Your task =>
Which lines of the entries below hold the word "concept"? Report each of them.

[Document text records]

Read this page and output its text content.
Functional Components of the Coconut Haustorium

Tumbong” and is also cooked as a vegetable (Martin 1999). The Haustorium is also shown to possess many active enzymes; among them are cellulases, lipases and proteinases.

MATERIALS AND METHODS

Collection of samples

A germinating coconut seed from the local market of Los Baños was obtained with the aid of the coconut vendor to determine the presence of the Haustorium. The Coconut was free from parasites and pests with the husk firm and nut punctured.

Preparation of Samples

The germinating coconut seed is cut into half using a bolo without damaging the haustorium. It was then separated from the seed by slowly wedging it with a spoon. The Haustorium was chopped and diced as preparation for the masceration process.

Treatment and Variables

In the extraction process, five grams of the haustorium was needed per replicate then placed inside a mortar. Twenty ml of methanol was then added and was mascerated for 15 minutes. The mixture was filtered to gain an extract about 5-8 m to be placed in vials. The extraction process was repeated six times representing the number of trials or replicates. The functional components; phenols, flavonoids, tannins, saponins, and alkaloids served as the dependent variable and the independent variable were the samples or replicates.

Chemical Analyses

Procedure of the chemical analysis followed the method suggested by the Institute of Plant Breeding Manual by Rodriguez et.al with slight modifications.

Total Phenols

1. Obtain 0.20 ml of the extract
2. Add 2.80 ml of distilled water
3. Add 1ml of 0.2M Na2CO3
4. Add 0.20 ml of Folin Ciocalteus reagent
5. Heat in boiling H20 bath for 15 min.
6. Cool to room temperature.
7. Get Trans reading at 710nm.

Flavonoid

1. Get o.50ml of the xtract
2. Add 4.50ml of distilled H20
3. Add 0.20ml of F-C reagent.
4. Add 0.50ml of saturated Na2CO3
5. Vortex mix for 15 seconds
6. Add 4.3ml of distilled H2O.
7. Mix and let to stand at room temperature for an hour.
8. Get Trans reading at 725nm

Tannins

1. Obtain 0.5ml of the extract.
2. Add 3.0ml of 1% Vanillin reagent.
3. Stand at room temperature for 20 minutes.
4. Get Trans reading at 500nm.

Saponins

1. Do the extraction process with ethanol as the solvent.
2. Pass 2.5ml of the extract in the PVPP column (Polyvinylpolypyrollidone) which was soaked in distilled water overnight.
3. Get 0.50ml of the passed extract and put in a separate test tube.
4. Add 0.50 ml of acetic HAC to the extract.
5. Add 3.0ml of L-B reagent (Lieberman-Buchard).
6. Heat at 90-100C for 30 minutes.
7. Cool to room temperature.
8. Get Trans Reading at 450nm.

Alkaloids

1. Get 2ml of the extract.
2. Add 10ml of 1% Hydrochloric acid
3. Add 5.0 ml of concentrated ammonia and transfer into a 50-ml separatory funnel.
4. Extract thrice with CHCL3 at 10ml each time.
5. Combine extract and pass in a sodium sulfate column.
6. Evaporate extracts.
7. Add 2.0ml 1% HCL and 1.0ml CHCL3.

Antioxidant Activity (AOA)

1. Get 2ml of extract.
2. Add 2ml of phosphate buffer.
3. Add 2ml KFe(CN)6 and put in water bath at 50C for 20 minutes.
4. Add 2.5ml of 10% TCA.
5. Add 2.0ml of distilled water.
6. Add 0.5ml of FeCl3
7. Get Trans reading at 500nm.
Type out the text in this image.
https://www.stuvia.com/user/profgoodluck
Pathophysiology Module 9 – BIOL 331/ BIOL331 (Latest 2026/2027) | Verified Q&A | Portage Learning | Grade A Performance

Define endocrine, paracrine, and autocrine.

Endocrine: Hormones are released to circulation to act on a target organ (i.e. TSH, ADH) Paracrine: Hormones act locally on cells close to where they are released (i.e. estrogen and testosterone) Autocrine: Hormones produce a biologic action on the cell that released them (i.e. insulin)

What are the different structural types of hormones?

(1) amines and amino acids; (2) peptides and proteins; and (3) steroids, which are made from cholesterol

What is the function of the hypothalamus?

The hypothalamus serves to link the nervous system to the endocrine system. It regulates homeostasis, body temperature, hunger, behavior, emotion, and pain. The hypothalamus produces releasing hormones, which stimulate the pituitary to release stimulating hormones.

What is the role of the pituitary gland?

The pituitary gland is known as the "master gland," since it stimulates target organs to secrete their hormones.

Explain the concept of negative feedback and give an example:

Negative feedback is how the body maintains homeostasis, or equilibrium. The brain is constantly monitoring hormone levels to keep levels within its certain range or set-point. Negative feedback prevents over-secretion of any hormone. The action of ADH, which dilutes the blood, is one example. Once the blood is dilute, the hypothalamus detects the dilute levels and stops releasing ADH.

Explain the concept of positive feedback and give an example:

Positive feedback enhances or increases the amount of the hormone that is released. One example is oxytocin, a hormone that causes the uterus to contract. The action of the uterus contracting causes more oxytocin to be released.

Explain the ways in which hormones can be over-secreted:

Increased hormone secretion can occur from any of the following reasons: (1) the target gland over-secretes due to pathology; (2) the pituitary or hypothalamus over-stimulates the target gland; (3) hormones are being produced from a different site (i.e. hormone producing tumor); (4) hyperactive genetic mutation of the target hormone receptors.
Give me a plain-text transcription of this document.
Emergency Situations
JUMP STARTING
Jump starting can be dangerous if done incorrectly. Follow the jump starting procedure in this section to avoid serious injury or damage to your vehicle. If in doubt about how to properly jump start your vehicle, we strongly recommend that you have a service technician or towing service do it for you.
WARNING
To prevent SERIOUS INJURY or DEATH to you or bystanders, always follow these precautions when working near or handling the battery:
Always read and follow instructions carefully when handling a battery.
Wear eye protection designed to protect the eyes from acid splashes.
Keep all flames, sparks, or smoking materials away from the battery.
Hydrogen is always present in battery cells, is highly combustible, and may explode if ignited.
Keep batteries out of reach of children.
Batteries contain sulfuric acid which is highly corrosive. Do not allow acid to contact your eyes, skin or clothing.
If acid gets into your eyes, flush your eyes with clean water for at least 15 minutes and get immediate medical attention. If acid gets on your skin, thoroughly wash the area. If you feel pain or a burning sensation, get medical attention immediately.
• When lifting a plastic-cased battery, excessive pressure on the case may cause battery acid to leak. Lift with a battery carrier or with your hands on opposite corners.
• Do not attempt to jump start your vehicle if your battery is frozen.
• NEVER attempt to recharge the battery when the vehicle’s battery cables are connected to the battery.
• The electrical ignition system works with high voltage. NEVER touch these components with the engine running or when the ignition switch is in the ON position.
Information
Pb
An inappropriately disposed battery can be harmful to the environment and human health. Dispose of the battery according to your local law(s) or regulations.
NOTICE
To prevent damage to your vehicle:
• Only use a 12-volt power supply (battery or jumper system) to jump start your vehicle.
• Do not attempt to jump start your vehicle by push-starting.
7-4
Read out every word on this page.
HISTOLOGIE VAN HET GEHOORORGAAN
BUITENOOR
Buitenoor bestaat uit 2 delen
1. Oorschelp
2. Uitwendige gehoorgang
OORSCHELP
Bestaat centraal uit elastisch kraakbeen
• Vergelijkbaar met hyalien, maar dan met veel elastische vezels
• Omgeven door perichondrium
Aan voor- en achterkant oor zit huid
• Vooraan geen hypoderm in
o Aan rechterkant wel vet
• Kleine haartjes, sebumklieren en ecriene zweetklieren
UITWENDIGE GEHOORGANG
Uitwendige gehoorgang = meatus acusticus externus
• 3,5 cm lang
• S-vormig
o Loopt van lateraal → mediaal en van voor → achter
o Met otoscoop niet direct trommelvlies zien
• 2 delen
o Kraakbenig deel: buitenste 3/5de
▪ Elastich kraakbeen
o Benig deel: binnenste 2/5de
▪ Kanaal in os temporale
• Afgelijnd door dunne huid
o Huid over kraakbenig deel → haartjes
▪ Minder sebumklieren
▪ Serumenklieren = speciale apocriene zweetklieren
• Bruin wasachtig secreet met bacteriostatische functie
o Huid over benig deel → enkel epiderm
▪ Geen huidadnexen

Written solution =>
Explain the concept of negative feedback and give an example:
Explain the concept of positive feedback and give an example:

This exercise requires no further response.